— Page excerpt —
# # #
Sectigo’s chief compliance officer has hit out at Google for minimizing the visibility of Extended Validation HTTPS certificates in Chrome.
These are the certificates that contain verified details about the owner of the cert, such as its legal name, government-issued business ID number, and physical location. These records could be displayed in, or be easily accessible from, the browser's address bar. This information is manually verified by humans at the certificate issuer prior to the cert being handed over. The idea being that if someone arrives at a website and wants to be certain it's operated by, say, their bank, they can check the verified details of the owner and see that, indeed, yes, it is their bank.
Google all but hid these extra details in a Chrome update a couple of years ago, arguing that netizens couldn't care less if a site is protected by an EV or a vanilla HTTPS cert – it won't stop them putting in their credit card number or password. Others in the industry have questioned the usefulness of EV certs.
# # #
— Activity —
Write the next few sentences of the article on Extended Validation certificates, picking up after its final sentence. The records have nothing to do with the article on Extended Validation certificates.

— Supplied material —
# # #
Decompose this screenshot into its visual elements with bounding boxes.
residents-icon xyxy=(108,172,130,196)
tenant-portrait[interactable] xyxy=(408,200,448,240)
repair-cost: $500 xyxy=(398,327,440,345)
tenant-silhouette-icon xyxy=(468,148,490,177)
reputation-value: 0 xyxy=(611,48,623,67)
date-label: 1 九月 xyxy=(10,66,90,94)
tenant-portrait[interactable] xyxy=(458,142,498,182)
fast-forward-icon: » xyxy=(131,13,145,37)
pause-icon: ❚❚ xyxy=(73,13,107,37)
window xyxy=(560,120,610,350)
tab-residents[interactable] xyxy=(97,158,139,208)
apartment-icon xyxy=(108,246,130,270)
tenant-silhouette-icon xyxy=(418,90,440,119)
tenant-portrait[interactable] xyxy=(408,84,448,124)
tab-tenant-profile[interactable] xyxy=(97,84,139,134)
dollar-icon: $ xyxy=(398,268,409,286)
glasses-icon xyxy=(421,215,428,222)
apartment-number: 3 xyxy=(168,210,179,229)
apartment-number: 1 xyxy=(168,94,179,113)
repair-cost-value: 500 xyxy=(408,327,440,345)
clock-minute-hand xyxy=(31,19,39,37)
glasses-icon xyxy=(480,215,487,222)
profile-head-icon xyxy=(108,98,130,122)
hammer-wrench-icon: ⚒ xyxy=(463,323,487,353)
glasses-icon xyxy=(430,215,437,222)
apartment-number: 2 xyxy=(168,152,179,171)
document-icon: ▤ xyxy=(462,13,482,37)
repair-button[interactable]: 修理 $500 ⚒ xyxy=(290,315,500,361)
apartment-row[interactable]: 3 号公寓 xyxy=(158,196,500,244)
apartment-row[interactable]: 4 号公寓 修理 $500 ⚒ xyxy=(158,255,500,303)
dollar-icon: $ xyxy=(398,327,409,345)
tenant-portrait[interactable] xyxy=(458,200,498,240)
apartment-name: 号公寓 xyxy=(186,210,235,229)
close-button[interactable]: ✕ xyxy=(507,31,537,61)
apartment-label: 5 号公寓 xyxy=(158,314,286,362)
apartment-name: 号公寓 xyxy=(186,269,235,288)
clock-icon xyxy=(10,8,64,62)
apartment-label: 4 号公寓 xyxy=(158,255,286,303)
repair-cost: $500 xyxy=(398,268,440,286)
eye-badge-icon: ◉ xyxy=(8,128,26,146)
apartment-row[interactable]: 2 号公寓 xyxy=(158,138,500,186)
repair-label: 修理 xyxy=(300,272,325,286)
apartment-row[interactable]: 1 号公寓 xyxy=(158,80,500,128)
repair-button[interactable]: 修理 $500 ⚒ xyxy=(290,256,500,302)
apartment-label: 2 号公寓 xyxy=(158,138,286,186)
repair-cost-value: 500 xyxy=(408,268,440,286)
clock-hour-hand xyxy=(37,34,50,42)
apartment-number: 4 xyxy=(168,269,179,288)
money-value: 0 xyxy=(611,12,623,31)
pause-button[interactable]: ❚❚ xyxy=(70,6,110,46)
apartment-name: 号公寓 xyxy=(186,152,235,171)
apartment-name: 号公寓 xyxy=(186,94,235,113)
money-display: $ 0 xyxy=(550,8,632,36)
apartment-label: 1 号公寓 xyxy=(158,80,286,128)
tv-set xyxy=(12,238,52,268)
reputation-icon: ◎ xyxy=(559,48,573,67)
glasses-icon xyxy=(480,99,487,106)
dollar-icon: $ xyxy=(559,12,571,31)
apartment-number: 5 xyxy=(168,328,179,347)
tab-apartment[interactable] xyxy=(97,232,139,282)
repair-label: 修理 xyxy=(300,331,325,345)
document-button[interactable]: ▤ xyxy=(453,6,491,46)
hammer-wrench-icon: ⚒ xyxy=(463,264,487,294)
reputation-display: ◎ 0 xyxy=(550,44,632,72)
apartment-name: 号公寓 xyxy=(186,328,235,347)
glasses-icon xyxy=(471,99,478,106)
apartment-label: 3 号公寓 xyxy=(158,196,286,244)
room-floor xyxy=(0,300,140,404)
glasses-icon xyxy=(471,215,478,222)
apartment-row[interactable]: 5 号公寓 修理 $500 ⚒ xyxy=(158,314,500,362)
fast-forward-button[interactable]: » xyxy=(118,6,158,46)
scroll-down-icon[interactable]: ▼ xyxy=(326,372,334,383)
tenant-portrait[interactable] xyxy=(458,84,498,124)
# # #
— Response —
In a chat with The Register, Sectigo CCO Tim Callan said his biz, which among other things is one of the biggest sellers of EV HTTPS certificates, was "going to remove street and postal information from all of our public sites," seeing as Google thinks no one cares where a business is based.
In some browsers, it's very difficult to even find it. And you have to really know what you're doing
"Once upon a time, if you went back to the 2000s, that information was very ..